··· Information provided
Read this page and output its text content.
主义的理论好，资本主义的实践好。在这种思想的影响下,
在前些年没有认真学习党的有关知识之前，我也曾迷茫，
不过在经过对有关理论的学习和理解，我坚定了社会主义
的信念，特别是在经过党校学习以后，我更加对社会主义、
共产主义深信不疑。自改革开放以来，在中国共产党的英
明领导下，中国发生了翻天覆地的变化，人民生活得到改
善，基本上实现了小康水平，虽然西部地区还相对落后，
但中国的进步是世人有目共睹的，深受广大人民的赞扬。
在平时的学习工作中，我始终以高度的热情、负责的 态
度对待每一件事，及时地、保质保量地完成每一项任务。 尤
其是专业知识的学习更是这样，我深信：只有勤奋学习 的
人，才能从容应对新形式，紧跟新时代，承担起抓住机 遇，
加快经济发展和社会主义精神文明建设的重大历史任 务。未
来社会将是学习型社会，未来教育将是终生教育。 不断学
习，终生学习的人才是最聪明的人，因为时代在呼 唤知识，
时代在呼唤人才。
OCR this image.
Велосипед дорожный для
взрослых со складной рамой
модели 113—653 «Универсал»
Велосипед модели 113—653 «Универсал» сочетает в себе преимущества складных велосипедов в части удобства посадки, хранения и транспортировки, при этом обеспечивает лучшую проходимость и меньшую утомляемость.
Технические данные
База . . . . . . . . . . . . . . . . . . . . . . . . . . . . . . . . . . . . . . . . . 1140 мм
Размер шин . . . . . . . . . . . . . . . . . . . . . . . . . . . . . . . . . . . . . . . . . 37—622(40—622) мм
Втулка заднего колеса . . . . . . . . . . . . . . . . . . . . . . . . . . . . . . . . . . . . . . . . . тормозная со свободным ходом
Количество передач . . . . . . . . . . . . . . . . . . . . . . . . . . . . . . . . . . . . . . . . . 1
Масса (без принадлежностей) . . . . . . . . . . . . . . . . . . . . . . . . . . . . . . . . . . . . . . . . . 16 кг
······
What needs to be done:
Your task is to gather all lines from the entries above that hold the word "модели".

Reply:
модели 113—653 «Универсал»
Велосипед модели 113—653 «Универсал» сочетает в себе преимущества складных велосипедов в части удобства посадки, хранения и транспортировки, при этом обеспечивает лучшую проходимость и меньшую утомляемость.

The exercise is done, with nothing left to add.